**GIVEN PROBLEM**: Below is a set of records; print all of them exactly as written.

**GIVEN ENTRIES**:
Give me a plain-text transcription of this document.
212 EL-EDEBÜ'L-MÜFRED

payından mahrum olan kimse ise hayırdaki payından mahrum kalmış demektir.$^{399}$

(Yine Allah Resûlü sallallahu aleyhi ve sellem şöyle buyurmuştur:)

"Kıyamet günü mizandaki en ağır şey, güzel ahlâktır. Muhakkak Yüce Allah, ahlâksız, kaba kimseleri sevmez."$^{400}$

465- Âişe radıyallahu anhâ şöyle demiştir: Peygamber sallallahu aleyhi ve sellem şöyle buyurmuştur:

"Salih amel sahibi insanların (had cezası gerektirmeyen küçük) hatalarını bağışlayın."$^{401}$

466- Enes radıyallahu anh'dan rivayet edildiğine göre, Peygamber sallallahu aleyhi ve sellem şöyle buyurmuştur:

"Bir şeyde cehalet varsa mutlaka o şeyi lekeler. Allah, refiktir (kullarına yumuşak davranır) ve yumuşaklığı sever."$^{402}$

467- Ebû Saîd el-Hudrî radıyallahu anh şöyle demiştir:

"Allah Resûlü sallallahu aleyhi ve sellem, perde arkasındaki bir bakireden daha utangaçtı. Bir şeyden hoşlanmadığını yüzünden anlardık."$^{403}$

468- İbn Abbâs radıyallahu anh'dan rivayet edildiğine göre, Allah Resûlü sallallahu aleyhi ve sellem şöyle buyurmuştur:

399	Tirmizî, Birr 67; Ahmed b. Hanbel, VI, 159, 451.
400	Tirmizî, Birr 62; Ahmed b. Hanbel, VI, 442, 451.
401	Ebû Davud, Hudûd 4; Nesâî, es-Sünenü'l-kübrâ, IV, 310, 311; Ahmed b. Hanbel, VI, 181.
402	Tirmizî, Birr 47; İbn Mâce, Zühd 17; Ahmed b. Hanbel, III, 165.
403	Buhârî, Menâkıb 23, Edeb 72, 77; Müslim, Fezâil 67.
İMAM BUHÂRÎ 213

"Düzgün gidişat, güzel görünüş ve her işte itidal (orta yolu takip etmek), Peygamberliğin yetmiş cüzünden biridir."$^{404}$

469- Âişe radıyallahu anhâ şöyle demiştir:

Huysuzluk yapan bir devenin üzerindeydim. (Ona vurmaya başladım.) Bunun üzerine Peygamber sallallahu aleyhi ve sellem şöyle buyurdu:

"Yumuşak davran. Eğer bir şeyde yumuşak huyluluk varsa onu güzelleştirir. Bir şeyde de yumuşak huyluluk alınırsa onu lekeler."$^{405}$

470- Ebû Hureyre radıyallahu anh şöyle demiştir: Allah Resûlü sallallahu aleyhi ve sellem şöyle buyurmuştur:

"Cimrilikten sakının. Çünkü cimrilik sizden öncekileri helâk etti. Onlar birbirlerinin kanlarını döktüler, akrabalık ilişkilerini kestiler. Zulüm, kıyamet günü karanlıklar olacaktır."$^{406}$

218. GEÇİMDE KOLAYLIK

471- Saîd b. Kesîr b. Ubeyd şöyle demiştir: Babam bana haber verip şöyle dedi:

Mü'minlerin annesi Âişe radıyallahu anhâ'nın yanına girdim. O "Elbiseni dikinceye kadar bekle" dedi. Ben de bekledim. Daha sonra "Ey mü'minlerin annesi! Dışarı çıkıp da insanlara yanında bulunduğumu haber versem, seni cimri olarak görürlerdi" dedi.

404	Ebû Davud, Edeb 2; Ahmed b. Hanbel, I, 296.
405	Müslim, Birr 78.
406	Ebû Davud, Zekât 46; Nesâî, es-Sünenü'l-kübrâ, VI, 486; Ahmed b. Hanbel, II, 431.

**SOLUTION TO THIS EXERCISE**:
Give me a plain-text transcription of this document.
212 EL-EDEBÜ'L-MÜFRED

payından mahrum olan kimse ise hayırdaki payından mahrum kalmış demektir.$^{399}$

(Yine Allah Resûlü sallallahu aleyhi ve sellem şöyle buyurmuştur:)

"Kıyamet günü mizandaki en ağır şey, güzel ahlâktır. Muhakkak Yüce Allah, ahlâksız, kaba kimseleri sevmez."$^{400}$

465- Âişe radıyallahu anhâ şöyle demiştir: Peygamber sallallahu aleyhi ve sellem şöyle buyurmuştur:

"Salih amel sahibi insanların (had cezası gerektirmeyen küçük) hatalarını bağışlayın."$^{401}$

466- Enes radıyallahu anh'dan rivayet edildiğine göre, Peygamber sallallahu aleyhi ve sellem şöyle buyurmuştur:

"Bir şeyde cehalet varsa mutlaka o şeyi lekeler. Allah, refiktir (kullarına yumuşak davranır) ve yumuşaklığı sever."$^{402}$

467- Ebû Saîd el-Hudrî radıyallahu anh şöyle demiştir:

"Allah Resûlü sallallahu aleyhi ve sellem, perde arkasındaki bir bakireden daha utangaçtı. Bir şeyden hoşlanmadığını yüzünden anlardık."$^{403}$

468- İbn Abbâs radıyallahu anh'dan rivayet edildiğine göre, Allah Resûlü sallallahu aleyhi ve sellem şöyle buyurmuştur:

399	Tirmizî, Birr 67; Ahmed b. Hanbel, VI, 159, 451.
400	Tirmizî, Birr 62; Ahmed b. Hanbel, VI, 442, 451.
401	Ebû Davud, Hudûd 4; Nesâî, es-Sünenü'l-kübrâ, IV, 310, 311; Ahmed b. Hanbel, VI, 181.
402	Tirmizî, Birr 47; İbn Mâce, Zühd 17; Ahmed b. Hanbel, III, 165.
403	Buhârî, Menâkıb 23, Edeb 72, 77; Müslim, Fezâil 67.
İMAM BUHÂRÎ 213

"Düzgün gidişat, güzel görünüş ve her işte itidal (orta yolu takip etmek), Peygamberliğin yetmiş cüzünden biridir."$^{404}$

469- Âişe radıyallahu anhâ şöyle demiştir:

Huysuzluk yapan bir devenin üzerindeydim. (Ona vurmaya başladım.) Bunun üzerine Peygamber sallallahu aleyhi ve sellem şöyle buyurdu:

"Yumuşak davran. Eğer bir şeyde yumuşak huyluluk varsa onu güzelleştirir. Bir şeyde de yumuşak huyluluk alınırsa onu lekeler."$^{405}$

470- Ebû Hureyre radıyallahu anh şöyle demiştir: Allah Resûlü sallallahu aleyhi ve sellem şöyle buyurmuştur:

"Cimrilikten sakının. Çünkü cimrilik sizden öncekileri helâk etti. Onlar birbirlerinin kanlarını döktüler, akrabalık ilişkilerini kestiler. Zulüm, kıyamet günü karanlıklar olacaktır."$^{406}$

218. GEÇİMDE KOLAYLIK

471- Saîd b. Kesîr b. Ubeyd şöyle demiştir: Babam bana haber verip şöyle dedi:

Mü'minlerin annesi Âişe radıyallahu anhâ'nın yanına girdim. O "Elbiseni dikinceye kadar bekle" dedi. Ben de bekledim. Daha sonra "Ey mü'minlerin annesi! Dışarı çıkıp da insanlara yanında bulunduğumu haber versem, seni cimri olarak görürlerdi" dedi.

404	Ebû Davud, Edeb 2; Ahmed b. Hanbel, I, 296.
405	Müslim, Birr 78.
406	Ebû Davud, Zekât 46; Nesâî, es-Sünenü'l-kübrâ, VI, 486; Ahmed b. Hanbel, II, 431.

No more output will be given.